Recorded data
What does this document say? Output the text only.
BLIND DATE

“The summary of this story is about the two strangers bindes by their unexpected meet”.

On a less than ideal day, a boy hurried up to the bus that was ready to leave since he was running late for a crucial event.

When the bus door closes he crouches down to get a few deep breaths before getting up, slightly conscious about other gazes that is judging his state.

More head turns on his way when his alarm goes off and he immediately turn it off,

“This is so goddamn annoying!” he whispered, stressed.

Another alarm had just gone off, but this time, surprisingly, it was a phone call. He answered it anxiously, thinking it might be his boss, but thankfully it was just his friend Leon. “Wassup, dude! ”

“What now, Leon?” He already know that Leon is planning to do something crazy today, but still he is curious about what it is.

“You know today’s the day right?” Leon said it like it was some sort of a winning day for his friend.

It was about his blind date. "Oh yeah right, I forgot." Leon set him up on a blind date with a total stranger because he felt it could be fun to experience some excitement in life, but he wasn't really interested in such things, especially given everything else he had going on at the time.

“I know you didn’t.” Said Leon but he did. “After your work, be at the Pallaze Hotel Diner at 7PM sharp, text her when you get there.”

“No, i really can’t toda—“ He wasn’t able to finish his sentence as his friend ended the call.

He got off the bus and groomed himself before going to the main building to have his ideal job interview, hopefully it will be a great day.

WHAT YOU NEED TO DO ▸
Copy out each record exactly as given, omitting none.

ANSWER TO THIS PROBLEM ▸
What does this document say? Output the text only.
BLIND DATE

“The summary of this story is about the two strangers bindes by their unexpected meet”.

On a less than ideal day, a boy hurried up to the bus that was ready to leave since he was running late for a crucial event.

When the bus door closes he crouches down to get a few deep breaths before getting up, slightly conscious about other gazes that is judging his state.

More head turns on his way when his alarm goes off and he immediately turn it off,

“This is so goddamn annoying!” he whispered, stressed.

Another alarm had just gone off, but this time, surprisingly, it was a phone call. He answered it anxiously, thinking it might be his boss, but thankfully it was just his friend Leon. “Wassup, dude! ”

“What now, Leon?” He already know that Leon is planning to do something crazy today, but still he is curious about what it is.

“You know today’s the day right?” Leon said it like it was some sort of a winning day for his friend.

It was about his blind date. "Oh yeah right, I forgot." Leon set him up on a blind date with a total stranger because he felt it could be fun to experience some excitement in life, but he wasn't really interested in such things, especially given everything else he had going on at the time.

“I know you didn’t.” Said Leon but he did. “After your work, be at the Pallaze Hotel Diner at 7PM sharp, text her when you get there.”

“No, i really can’t toda—“ He wasn’t able to finish his sentence as his friend ended the call.

He got off the bus and groomed himself before going to the main building to have his ideal job interview, hopefully it will be a great day.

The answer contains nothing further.